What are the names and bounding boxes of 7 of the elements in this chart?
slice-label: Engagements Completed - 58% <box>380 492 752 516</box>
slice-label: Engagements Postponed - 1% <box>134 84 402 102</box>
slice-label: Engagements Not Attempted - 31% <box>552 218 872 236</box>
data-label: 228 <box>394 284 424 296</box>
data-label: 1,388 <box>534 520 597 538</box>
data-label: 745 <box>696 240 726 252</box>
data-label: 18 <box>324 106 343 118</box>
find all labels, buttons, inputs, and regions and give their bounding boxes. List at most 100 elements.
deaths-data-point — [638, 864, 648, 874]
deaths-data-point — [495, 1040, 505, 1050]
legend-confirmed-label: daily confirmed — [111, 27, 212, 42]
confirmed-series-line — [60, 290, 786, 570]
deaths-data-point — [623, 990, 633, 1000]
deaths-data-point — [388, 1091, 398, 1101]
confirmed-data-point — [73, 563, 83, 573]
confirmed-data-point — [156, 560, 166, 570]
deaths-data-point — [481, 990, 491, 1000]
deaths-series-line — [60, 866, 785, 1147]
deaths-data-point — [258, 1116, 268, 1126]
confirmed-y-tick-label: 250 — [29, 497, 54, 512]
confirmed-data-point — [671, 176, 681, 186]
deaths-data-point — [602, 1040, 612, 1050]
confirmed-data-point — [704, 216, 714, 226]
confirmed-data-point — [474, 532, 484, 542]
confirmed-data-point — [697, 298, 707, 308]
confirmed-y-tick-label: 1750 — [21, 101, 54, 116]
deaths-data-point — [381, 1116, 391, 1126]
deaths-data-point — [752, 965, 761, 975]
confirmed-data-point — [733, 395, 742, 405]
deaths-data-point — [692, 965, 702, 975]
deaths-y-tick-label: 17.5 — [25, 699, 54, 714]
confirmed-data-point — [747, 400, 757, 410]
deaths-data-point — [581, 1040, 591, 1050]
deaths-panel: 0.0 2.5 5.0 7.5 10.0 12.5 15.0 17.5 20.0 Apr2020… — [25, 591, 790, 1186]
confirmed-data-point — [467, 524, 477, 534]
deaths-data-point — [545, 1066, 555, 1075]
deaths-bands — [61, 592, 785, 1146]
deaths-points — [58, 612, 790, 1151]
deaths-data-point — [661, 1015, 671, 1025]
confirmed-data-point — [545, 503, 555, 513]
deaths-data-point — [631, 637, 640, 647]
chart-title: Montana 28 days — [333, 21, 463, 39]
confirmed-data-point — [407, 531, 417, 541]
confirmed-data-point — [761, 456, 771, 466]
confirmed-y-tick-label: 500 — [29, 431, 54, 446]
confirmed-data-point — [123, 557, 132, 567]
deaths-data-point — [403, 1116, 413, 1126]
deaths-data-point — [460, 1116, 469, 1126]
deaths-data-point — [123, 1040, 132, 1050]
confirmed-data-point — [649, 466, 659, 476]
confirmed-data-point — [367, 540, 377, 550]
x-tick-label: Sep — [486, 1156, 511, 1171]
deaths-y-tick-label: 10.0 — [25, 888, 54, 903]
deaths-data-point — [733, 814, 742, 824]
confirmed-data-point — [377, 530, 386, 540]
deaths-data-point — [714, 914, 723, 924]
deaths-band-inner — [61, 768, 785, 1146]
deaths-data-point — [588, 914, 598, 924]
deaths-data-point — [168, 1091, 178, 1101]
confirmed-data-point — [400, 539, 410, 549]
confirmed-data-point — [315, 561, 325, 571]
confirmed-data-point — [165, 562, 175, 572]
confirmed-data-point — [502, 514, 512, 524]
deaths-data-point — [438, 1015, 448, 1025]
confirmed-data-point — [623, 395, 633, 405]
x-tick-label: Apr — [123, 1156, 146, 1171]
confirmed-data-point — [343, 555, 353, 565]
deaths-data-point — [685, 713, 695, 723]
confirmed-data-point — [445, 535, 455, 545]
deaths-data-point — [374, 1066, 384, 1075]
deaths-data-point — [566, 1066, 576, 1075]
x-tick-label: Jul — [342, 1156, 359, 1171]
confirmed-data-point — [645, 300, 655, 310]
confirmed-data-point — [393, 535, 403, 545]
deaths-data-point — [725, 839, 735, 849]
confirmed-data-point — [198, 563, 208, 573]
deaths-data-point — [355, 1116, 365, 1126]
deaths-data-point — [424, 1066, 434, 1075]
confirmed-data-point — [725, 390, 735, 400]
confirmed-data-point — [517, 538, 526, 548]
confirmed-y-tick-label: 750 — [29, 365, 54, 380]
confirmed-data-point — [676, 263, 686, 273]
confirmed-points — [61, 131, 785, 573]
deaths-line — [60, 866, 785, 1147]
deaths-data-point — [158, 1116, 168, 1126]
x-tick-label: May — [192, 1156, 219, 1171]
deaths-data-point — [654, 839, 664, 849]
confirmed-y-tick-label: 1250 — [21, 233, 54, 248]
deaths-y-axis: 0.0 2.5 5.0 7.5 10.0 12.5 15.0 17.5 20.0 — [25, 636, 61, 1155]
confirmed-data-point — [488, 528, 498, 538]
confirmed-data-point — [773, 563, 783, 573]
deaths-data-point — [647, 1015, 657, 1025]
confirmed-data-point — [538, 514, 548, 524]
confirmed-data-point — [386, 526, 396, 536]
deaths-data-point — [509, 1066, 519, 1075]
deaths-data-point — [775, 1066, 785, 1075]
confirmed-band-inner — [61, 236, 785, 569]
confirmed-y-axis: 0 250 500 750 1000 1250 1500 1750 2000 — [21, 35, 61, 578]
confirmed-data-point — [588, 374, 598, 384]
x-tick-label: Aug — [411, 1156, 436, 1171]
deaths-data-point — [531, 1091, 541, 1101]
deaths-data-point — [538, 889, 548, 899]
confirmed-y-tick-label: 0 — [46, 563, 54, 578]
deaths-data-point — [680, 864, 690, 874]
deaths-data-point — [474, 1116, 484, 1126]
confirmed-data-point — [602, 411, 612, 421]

------------

SHORT PROBLEM: Gather from the listing above every line in which the word "inner" appears, and write out each of those lines in full.

FINISHED ANSWER:
deaths-band-inner — [61, 768, 785, 1146]
confirmed-band-inner — [61, 236, 785, 569]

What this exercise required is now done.